Collected data:
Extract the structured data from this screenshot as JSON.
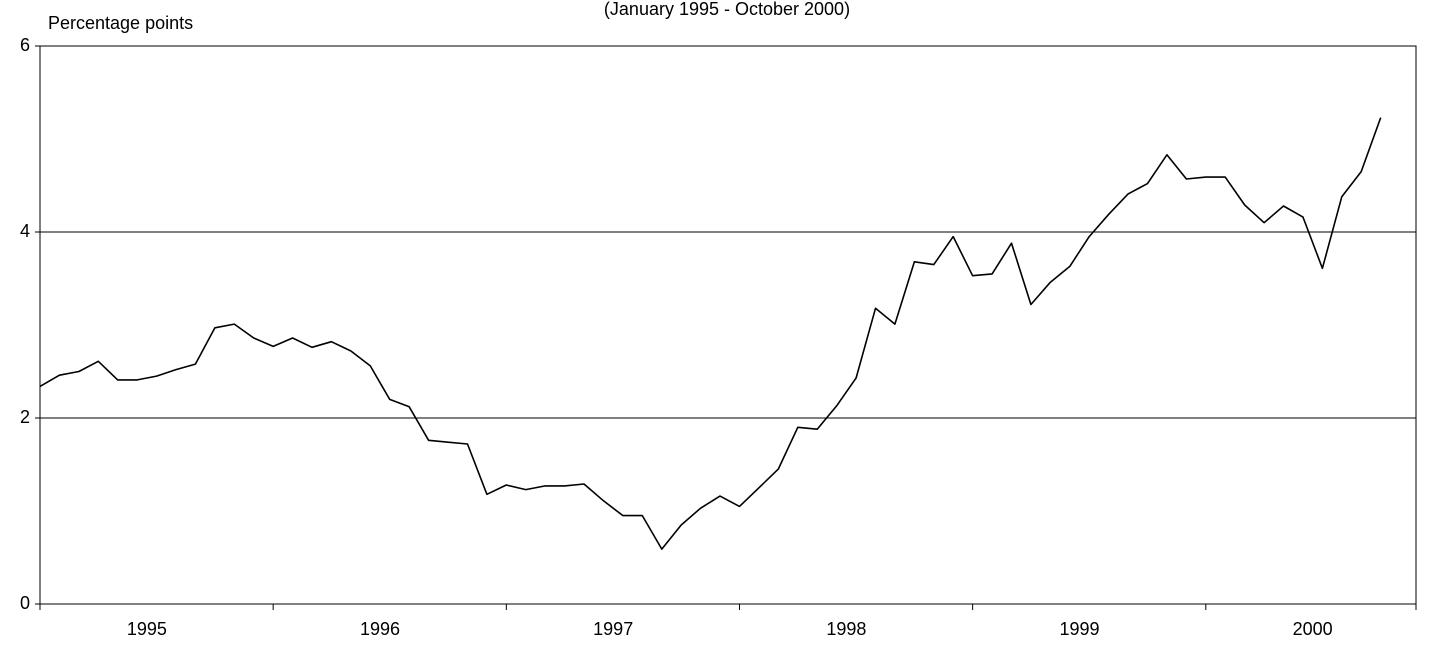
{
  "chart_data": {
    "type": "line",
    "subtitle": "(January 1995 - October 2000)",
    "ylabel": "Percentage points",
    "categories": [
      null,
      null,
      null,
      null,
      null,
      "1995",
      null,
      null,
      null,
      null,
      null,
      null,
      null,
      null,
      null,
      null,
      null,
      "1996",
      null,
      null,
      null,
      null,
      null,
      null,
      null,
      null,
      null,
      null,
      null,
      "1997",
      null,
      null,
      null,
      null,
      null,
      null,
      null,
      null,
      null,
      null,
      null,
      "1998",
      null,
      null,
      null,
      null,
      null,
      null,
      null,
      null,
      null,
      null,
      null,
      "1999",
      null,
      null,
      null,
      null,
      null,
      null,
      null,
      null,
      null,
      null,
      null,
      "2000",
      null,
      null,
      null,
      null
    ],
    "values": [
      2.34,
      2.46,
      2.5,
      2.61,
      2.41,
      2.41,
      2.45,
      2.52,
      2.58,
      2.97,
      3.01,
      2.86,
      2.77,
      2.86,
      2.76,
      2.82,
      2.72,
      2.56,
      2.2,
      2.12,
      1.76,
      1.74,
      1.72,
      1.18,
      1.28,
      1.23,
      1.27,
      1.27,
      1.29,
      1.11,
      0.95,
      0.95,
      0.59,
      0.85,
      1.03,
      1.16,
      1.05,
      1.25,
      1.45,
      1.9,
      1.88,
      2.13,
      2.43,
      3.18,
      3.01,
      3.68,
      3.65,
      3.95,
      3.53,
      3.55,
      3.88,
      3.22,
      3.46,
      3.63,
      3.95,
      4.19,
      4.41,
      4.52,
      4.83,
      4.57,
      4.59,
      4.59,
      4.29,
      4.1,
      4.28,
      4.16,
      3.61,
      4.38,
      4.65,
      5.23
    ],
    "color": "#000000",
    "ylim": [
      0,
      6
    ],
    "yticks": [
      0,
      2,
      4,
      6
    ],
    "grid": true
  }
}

...

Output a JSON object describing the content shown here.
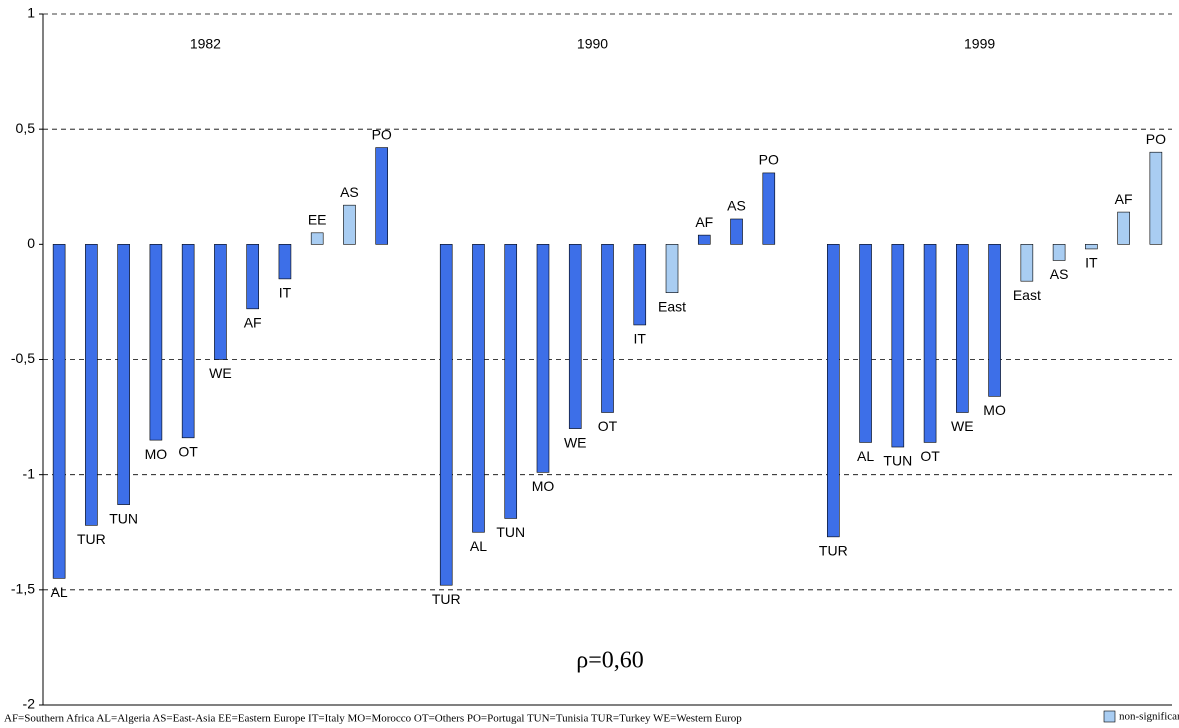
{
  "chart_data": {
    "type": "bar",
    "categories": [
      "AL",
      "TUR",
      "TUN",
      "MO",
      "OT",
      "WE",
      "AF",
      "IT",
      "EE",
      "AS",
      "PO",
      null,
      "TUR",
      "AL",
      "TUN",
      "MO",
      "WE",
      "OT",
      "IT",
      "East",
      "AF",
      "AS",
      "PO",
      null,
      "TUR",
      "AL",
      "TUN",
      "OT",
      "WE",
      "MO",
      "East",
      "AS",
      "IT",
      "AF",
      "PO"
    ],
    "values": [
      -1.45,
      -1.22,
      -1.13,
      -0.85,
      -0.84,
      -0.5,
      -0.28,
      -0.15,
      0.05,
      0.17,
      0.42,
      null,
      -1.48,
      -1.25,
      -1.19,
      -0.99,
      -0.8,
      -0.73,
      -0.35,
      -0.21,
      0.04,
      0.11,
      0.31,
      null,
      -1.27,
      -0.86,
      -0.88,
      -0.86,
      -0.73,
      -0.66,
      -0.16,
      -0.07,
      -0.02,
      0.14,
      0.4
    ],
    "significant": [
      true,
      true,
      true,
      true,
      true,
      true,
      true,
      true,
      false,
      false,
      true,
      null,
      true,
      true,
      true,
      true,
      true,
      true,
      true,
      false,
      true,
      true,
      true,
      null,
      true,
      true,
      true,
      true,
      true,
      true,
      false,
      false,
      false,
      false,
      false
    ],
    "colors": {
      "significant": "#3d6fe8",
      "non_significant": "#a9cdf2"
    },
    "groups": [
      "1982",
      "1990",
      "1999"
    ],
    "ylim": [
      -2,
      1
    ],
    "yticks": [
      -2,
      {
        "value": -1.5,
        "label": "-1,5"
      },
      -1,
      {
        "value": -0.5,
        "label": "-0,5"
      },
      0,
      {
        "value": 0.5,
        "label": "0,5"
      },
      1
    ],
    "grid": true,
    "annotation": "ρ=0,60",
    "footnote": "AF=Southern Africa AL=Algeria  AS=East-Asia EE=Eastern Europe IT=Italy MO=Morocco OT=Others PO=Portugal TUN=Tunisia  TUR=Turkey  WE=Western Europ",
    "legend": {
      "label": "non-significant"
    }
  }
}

◆ GIVEN REQUEST:
Your task is to gather all lines from the entries above that hold the word "JSON".

◆ EXERCISE RESPONSE:
Extract the structured data from this screenshot as JSON.
Output a JSON object describing the content shown here.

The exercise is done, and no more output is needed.